▶ [What is needed]
Copy every line that holds "Competec".

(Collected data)
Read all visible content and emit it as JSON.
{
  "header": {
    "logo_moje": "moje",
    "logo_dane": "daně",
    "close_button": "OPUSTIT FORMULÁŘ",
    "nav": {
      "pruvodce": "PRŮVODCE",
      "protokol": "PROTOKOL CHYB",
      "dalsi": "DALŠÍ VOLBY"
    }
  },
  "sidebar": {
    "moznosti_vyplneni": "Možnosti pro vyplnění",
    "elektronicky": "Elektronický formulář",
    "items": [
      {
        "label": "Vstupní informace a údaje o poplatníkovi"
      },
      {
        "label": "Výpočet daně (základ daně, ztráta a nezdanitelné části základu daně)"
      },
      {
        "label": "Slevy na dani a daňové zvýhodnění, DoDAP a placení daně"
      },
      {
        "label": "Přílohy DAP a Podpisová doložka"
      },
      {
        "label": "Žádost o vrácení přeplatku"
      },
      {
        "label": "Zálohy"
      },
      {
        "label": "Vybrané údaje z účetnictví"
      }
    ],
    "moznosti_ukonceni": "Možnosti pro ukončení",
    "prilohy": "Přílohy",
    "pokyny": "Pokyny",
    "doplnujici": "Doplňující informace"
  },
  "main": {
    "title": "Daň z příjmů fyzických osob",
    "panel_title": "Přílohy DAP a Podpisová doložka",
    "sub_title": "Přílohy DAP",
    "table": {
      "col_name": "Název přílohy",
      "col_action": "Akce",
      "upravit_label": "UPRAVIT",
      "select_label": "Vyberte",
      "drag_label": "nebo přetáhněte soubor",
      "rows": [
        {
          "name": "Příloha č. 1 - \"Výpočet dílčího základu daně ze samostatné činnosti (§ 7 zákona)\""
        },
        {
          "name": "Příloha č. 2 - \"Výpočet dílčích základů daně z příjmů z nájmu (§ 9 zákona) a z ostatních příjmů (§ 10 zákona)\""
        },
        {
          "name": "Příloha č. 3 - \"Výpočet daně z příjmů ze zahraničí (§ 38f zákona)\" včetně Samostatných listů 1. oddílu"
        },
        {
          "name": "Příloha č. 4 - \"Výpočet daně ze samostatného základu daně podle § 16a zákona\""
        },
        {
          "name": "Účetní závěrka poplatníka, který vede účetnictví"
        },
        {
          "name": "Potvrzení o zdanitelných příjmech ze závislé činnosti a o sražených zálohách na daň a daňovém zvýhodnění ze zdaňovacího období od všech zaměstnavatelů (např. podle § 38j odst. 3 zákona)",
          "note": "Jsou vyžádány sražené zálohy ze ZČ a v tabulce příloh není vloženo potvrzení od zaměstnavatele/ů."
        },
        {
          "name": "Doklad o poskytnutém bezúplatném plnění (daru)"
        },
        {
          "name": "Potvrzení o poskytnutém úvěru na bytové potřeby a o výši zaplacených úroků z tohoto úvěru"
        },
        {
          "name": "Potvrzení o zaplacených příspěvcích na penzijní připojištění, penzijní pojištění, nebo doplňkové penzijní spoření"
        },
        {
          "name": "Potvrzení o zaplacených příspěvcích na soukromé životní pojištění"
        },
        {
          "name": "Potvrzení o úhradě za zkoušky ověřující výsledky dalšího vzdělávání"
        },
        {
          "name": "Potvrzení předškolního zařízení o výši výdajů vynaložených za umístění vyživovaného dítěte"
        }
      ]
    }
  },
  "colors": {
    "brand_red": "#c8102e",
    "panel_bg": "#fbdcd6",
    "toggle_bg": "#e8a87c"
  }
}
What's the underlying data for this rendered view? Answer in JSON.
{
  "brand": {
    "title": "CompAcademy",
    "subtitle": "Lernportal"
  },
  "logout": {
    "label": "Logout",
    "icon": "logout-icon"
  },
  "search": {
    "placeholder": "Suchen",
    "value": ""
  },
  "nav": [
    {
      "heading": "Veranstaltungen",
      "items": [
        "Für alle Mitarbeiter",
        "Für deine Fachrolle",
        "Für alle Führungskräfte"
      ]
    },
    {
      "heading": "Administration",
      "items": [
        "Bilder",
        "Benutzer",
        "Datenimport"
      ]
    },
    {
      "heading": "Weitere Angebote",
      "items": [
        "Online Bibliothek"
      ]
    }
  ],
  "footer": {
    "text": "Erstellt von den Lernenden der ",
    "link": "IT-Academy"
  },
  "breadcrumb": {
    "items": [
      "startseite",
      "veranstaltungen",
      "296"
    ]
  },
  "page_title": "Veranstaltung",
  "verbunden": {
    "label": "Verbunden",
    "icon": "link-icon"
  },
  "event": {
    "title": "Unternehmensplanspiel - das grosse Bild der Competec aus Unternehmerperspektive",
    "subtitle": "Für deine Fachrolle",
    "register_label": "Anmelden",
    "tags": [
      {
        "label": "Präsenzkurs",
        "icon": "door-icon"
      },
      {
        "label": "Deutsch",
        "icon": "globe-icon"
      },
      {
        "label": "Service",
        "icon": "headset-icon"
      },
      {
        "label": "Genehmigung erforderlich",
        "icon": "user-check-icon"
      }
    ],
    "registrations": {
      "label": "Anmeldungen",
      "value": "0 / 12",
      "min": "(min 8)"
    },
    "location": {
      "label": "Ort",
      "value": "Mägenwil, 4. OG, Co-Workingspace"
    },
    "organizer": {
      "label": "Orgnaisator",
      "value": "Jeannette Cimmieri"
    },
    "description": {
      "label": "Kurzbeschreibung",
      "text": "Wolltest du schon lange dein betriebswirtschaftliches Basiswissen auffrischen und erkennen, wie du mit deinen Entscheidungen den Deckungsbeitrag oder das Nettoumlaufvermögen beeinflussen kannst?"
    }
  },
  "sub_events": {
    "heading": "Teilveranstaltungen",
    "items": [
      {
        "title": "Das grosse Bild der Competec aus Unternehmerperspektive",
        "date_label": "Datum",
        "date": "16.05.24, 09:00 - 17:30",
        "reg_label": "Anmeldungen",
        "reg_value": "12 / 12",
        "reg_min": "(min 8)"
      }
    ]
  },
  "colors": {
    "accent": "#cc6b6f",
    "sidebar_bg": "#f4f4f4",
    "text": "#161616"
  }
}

▶ [Solution]
    "title": "Unternehmensplanspiel - das grosse Bild der Competec aus Unternehmerperspektive",
        "title": "Das grosse Bild der Competec aus Unternehmerperspektive",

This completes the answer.